◆ REQUIRED TASK
Read the lines that follow and pick out every one containing the word "Spotify".

BEGIN RECORDS FOR PROCESSING

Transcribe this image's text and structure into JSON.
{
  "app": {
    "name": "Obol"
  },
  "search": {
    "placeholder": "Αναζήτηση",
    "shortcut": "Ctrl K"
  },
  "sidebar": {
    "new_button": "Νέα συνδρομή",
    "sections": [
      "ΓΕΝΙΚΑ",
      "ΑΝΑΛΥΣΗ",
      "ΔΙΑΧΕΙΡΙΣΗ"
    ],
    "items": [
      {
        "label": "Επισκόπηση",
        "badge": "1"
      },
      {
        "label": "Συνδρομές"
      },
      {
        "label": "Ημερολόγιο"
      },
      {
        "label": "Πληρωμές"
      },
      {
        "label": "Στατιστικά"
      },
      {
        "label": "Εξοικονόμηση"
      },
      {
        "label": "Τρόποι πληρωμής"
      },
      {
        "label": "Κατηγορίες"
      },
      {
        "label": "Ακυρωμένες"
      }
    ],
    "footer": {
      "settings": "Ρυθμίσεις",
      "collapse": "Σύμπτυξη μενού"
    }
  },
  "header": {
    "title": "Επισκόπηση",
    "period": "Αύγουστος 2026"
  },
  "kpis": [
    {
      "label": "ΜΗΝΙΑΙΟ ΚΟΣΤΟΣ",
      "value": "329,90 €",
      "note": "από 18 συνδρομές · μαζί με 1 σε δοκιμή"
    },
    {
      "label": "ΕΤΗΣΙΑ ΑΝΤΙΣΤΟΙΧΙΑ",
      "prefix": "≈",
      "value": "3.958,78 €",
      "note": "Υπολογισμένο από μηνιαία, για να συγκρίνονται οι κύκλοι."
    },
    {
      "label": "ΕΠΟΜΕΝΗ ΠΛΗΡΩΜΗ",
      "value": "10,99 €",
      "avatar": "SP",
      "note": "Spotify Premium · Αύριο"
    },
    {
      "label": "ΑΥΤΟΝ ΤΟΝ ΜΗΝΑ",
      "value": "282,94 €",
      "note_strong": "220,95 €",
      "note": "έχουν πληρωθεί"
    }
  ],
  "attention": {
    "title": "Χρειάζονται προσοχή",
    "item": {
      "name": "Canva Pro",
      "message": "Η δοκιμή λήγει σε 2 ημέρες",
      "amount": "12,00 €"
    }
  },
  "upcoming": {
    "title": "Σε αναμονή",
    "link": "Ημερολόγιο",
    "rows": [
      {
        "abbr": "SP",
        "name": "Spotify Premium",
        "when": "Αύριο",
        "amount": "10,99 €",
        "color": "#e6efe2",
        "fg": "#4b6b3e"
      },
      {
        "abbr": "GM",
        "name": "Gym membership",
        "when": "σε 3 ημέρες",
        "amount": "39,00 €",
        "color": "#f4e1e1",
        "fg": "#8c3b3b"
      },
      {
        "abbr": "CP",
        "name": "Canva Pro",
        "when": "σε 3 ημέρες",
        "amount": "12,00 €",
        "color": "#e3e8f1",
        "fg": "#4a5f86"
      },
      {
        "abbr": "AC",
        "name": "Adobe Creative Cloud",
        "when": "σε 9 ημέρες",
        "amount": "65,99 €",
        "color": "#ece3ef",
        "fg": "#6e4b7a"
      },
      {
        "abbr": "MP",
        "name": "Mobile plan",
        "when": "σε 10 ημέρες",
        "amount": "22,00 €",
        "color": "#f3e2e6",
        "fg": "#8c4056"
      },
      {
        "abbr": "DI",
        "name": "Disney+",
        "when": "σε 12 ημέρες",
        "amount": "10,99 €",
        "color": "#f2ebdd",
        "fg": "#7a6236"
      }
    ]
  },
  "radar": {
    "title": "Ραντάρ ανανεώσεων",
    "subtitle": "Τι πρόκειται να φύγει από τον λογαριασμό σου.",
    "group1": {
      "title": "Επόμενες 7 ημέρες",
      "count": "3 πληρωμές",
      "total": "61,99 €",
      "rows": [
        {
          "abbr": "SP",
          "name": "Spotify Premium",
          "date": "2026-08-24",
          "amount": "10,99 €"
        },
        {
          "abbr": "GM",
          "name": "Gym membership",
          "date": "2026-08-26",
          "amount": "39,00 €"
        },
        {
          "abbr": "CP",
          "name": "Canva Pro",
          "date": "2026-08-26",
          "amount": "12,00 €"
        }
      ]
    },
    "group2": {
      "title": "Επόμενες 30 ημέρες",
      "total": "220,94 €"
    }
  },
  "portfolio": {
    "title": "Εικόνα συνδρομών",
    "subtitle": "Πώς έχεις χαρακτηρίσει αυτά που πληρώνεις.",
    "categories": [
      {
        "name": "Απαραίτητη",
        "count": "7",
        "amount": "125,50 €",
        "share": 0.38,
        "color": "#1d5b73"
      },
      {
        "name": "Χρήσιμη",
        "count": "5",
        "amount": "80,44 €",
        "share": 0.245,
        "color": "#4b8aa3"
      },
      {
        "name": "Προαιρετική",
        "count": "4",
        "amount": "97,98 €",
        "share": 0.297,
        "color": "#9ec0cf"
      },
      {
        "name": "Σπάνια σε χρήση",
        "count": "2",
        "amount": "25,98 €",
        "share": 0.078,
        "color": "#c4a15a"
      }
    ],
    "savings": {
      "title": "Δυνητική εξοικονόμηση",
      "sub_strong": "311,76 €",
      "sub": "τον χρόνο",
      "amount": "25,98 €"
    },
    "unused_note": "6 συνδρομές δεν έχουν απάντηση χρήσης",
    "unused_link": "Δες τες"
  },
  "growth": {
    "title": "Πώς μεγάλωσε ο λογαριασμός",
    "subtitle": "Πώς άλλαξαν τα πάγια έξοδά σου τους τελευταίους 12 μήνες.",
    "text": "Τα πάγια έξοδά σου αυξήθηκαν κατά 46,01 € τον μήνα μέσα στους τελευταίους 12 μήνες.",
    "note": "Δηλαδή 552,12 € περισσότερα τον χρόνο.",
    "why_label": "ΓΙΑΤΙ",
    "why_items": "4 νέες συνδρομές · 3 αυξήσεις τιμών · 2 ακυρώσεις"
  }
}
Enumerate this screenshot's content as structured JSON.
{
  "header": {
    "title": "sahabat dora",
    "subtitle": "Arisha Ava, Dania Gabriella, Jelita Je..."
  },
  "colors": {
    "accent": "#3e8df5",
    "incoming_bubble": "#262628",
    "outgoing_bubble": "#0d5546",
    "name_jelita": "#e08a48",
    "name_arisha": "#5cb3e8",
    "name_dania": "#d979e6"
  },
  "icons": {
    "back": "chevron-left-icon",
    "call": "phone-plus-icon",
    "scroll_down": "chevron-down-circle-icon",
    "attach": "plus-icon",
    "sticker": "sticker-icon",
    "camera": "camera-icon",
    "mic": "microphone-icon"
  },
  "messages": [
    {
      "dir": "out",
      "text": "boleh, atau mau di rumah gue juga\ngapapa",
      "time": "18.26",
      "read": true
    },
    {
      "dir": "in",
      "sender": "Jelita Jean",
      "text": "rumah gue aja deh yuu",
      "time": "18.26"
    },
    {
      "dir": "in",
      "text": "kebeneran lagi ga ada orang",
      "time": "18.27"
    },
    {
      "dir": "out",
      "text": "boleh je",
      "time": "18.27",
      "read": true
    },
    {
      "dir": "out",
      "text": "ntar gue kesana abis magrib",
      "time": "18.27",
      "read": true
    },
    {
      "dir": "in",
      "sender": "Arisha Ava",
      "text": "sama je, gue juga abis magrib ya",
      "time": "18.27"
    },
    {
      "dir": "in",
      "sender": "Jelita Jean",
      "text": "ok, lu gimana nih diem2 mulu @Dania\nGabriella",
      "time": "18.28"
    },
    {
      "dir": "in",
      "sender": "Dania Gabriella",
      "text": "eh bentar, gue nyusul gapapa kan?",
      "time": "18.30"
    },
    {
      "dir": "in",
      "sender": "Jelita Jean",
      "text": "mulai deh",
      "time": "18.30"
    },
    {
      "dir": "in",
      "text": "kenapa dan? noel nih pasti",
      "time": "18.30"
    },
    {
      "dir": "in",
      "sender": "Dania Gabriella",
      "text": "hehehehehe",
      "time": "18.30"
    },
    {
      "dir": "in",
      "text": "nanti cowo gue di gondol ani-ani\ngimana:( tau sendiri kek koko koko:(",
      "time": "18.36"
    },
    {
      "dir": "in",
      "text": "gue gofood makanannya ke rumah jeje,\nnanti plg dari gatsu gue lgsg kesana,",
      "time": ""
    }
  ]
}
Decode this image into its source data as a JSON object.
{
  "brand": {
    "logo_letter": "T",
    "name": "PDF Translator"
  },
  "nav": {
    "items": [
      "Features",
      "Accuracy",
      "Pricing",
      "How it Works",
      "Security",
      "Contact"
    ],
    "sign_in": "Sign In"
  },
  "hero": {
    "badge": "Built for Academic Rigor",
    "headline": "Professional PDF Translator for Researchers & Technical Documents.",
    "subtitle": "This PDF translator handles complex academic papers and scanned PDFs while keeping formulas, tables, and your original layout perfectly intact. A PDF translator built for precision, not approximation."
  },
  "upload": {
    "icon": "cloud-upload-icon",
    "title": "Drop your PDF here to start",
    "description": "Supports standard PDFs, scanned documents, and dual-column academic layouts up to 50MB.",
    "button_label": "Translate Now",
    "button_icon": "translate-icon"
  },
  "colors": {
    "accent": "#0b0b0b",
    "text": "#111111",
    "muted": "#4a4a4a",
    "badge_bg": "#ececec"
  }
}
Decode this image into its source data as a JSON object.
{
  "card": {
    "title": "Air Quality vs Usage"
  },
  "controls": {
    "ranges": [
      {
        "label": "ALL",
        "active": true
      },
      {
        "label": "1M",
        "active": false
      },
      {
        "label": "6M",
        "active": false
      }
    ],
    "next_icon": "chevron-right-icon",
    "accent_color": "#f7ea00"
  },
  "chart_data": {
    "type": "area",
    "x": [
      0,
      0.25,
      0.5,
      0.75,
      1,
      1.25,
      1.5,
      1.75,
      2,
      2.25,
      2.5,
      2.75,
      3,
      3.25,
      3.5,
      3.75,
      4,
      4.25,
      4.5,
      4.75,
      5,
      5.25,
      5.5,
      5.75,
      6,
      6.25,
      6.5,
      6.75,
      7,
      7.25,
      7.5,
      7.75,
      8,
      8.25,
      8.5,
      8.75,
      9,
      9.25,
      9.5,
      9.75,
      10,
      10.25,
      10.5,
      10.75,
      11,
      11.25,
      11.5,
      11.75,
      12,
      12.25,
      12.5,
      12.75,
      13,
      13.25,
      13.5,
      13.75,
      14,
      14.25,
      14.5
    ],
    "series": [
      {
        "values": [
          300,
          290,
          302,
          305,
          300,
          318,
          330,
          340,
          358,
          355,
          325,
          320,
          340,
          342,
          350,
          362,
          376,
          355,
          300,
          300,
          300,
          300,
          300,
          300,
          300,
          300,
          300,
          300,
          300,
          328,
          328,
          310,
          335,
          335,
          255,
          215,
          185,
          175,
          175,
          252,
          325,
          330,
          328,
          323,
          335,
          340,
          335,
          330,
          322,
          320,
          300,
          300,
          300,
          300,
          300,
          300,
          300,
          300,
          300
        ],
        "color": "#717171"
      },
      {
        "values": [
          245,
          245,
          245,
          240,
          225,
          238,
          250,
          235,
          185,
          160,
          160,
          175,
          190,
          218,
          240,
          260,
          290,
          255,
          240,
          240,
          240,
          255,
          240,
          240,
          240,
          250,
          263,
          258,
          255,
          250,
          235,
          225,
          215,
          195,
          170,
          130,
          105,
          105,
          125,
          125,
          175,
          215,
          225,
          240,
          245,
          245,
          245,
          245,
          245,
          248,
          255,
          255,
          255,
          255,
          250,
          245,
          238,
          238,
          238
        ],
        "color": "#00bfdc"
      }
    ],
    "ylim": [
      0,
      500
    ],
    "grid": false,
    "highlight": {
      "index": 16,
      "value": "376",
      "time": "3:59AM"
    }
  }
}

END RECORDS FOR PROCESSING

◆ EXERCISE SOLUTION
      "note": "Spotify Premium · Αύριο"
        "name": "Spotify Premium",
          "name": "Spotify Premium",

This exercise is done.